Go through the listing beneath this task and return every line that carries the string "physical".
======== Listed records ========
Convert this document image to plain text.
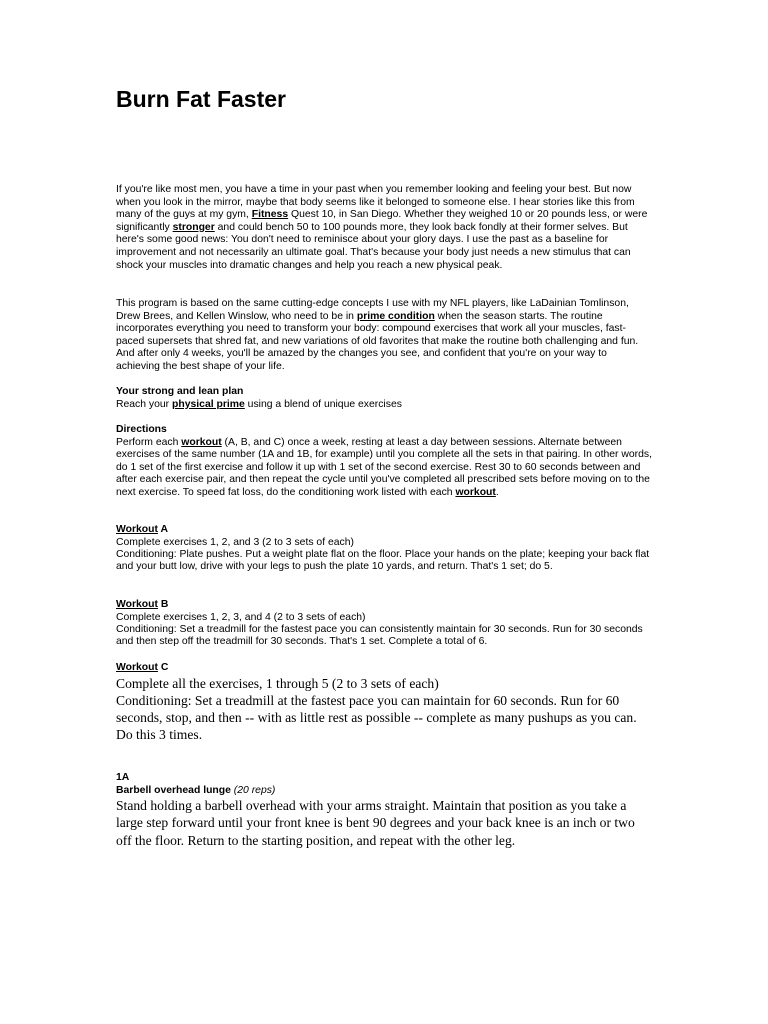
Burn Fat Faster

If you're like most men, you have a time in your past when you remember looking and feeling your best. But now when you look in the mirror, maybe that body seems like it belonged to someone else. I hear stories like this from many of the guys at my gym, Fitness Quest 10, in San Diego. Whether they weighed 10 or 20 pounds less, or were significantly stronger and could bench 50 to 100 pounds more, they look back fondly at their former selves. But here's some good news: You don't need to reminisce about your glory days. I use the past as a baseline for improvement and not necessarily an ultimate goal. That's because your body just needs a new stimulus that can shock your muscles into dramatic changes and help you reach a new physical peak.

This program is based on the same cutting-edge concepts I use with my NFL players, like LaDainian Tomlinson, Drew Brees, and Kellen Winslow, who need to be in prime condition when the season starts. The routine incorporates everything you need to transform your body: compound exercises that work all your muscles, fast-paced supersets that shred fat, and new variations of old favorites that make the routine both challenging and fun. And after only 4 weeks, you'll be amazed by the changes you see, and confident that you're on your way to achieving the best shape of your life.

Your strong and lean plan

Reach your physical prime using a blend of unique exercises

Directions

Perform each workout (A, B, and C) once a week, resting at least a day between sessions. Alternate between exercises of the same number (1A and 1B, for example) until you complete all the sets in that pairing. In other words, do 1 set of the first exercise and follow it up with 1 set of the second exercise. Rest 30 to 60 seconds between and after each exercise pair, and then repeat the cycle until you've completed all prescribed sets before moving on to the next exercise. To speed fat loss, do the conditioning work listed with each workout.

Workout A

Complete exercises 1, 2, and 3 (2 to 3 sets of each)

Conditioning: Plate pushes. Put a weight plate flat on the floor. Place your hands on the plate; keeping your back flat and your butt low, drive with your legs to push the plate 10 yards, and return. That's 1 set; do 5.

Workout B

Complete exercises 1, 2, 3, and 4 (2 to 3 sets of each)

Conditioning: Set a treadmill for the fastest pace you can consistently maintain for 30 seconds. Run for 30 seconds and then step off the treadmill for 30 seconds. That's 1 set. Complete a total of 6.

Workout C

Complete all the exercises, 1 through 5 (2 to 3 sets of each)

Conditioning: Set a treadmill at the fastest pace you can maintain for 60 seconds. Run for 60 seconds, stop, and then -- with as little rest as possible -- complete as many pushups as you can. Do this 3 times.

1A

Barbell overhead lunge (20 reps)

Stand holding a barbell overhead with your arms straight. Maintain that position as you take a large step forward until your front knee is bent 90 degrees and your back knee is an inch or two off the floor. Return to the starting position, and repeat with the other leg.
========
Final answer:
If you're like most men, you have a time in your past when you remember looking and feeling your best. But now when you look in the mirror, maybe that body seems like it belonged to someone else. I hear stories like this from many of the guys at my gym, Fitness Quest 10, in San Diego. Whether they weighed 10 or 20 pounds less, or were significantly stronger and could bench 50 to 100 pounds more, they look back fondly at their former selves. But here's some good news: You don't need to reminisce about your glory days. I use the past as a baseline for improvement and not necessarily an ultimate goal. That's because your body just needs a new stimulus that can shock your muscles into dramatic changes and help you reach a new physical peak.
Reach your physical prime using a blend of unique exercises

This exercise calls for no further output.